*** Supplied data

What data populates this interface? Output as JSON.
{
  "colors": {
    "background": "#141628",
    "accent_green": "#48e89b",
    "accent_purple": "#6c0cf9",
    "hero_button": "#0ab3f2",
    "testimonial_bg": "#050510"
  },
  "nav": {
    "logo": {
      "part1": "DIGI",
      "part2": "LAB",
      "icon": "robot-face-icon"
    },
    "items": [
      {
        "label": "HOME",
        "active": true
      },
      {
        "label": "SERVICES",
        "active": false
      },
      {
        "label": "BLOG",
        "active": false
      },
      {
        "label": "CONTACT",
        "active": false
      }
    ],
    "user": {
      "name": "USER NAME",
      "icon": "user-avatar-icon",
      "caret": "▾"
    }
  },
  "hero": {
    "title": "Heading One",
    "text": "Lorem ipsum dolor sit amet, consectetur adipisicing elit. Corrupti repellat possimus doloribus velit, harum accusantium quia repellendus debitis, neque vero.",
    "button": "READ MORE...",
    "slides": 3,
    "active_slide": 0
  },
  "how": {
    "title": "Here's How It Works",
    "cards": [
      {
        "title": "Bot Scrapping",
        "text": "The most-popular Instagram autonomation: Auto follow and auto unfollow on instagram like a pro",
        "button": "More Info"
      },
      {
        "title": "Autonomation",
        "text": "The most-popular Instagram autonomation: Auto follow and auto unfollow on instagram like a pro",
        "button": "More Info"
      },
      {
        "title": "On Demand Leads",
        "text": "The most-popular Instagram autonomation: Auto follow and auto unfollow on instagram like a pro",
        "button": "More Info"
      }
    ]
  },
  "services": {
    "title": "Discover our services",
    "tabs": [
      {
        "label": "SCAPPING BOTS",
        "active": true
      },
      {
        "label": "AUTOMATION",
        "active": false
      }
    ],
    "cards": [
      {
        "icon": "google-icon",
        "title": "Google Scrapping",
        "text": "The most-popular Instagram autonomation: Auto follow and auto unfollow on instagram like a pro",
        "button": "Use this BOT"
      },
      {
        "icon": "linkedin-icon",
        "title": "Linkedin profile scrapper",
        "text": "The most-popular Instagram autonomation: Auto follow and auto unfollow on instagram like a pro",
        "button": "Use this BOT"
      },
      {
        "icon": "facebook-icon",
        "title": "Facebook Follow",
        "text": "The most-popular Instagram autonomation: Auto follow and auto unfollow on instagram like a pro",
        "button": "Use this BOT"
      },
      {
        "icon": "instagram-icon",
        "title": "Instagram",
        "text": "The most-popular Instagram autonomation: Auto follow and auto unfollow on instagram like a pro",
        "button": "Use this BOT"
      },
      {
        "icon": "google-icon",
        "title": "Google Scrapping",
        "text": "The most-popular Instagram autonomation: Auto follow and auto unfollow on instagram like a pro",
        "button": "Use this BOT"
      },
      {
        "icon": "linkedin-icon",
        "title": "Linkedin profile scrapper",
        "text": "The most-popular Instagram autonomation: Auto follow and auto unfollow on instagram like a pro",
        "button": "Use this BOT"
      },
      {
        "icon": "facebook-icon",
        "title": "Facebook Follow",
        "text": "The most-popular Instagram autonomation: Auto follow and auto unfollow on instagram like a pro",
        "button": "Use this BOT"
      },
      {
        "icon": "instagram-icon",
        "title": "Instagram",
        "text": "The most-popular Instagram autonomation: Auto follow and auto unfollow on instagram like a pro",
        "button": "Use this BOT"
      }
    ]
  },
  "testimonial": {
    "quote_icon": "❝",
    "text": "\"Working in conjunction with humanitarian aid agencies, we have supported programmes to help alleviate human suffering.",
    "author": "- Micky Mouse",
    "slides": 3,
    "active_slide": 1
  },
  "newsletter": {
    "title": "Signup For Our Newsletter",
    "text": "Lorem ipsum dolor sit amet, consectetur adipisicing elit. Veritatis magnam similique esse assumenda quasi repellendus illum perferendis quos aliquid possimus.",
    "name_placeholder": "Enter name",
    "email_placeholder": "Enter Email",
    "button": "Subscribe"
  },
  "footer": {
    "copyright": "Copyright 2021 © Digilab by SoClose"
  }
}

******

All of the entries above should be written out again exactly.

= Reply =
What data populates this interface? Output as JSON.
{
  "colors": {
    "background": "#141628",
    "accent_green": "#48e89b",
    "accent_purple": "#6c0cf9",
    "hero_button": "#0ab3f2",
    "testimonial_bg": "#050510"
  },
  "nav": {
    "logo": {
      "part1": "DIGI",
      "part2": "LAB",
      "icon": "robot-face-icon"
    },
    "items": [
      {
        "label": "HOME",
        "active": true
      },
      {
        "label": "SERVICES",
        "active": false
      },
      {
        "label": "BLOG",
        "active": false
      },
      {
        "label": "CONTACT",
        "active": false
      }
    ],
    "user": {
      "name": "USER NAME",
      "icon": "user-avatar-icon",
      "caret": "▾"
    }
  },
  "hero": {
    "title": "Heading One",
    "text": "Lorem ipsum dolor sit amet, consectetur adipisicing elit. Corrupti repellat possimus doloribus velit, harum accusantium quia repellendus debitis, neque vero.",
    "button": "READ MORE...",
    "slides": 3,
    "active_slide": 0
  },
  "how": {
    "title": "Here's How It Works",
    "cards": [
      {
        "title": "Bot Scrapping",
        "text": "The most-popular Instagram autonomation: Auto follow and auto unfollow on instagram like a pro",
        "button": "More Info"
      },
      {
        "title": "Autonomation",
        "text": "The most-popular Instagram autonomation: Auto follow and auto unfollow on instagram like a pro",
        "button": "More Info"
      },
      {
        "title": "On Demand Leads",
        "text": "The most-popular Instagram autonomation: Auto follow and auto unfollow on instagram like a pro",
        "button": "More Info"
      }
    ]
  },
  "services": {
    "title": "Discover our services",
    "tabs": [
      {
        "label": "SCAPPING BOTS",
        "active": true
      },
      {
        "label": "AUTOMATION",
        "active": false
      }
    ],
    "cards": [
      {
        "icon": "google-icon",
        "title": "Google Scrapping",
        "text": "The most-popular Instagram autonomation: Auto follow and auto unfollow on instagram like a pro",
        "button": "Use this BOT"
      },
      {
        "icon": "linkedin-icon",
        "title": "Linkedin profile scrapper",
        "text": "The most-popular Instagram autonomation: Auto follow and auto unfollow on instagram like a pro",
        "button": "Use this BOT"
      },
      {
        "icon": "facebook-icon",
        "title": "Facebook Follow",
        "text": "The most-popular Instagram autonomation: Auto follow and auto unfollow on instagram like a pro",
        "button": "Use this BOT"
      },
      {
        "icon": "instagram-icon",
        "title": "Instagram",
        "text": "The most-popular Instagram autonomation: Auto follow and auto unfollow on instagram like a pro",
        "button": "Use this BOT"
      },
      {
        "icon": "google-icon",
        "title": "Google Scrapping",
        "text": "The most-popular Instagram autonomation: Auto follow and auto unfollow on instagram like a pro",
        "button": "Use this BOT"
      },
      {
        "icon": "linkedin-icon",
        "title": "Linkedin profile scrapper",
        "text": "The most-popular Instagram autonomation: Auto follow and auto unfollow on instagram like a pro",
        "button": "Use this BOT"
      },
      {
        "icon": "facebook-icon",
        "title": "Facebook Follow",
        "text": "The most-popular Instagram autonomation: Auto follow and auto unfollow on instagram like a pro",
        "button": "Use this BOT"
      },
      {
        "icon": "instagram-icon",
        "title": "Instagram",
        "text": "The most-popular Instagram autonomation: Auto follow and auto unfollow on instagram like a pro",
        "button": "Use this BOT"
      }
    ]
  },
  "testimonial": {
    "quote_icon": "❝",
    "text": "\"Working in conjunction with humanitarian aid agencies, we have supported programmes to help alleviate human suffering.",
    "author": "- Micky Mouse",
    "slides": 3,
    "active_slide": 1
  },
  "newsletter": {
    "title": "Signup For Our Newsletter",
    "text": "Lorem ipsum dolor sit amet, consectetur adipisicing elit. Veritatis magnam similique esse assumenda quasi repellendus illum perferendis quos aliquid possimus.",
    "name_placeholder": "Enter name",
    "email_placeholder": "Enter Email",
    "button": "Subscribe"
  },
  "footer": {
    "copyright": "Copyright 2021 © Digilab by SoClose"
  }
}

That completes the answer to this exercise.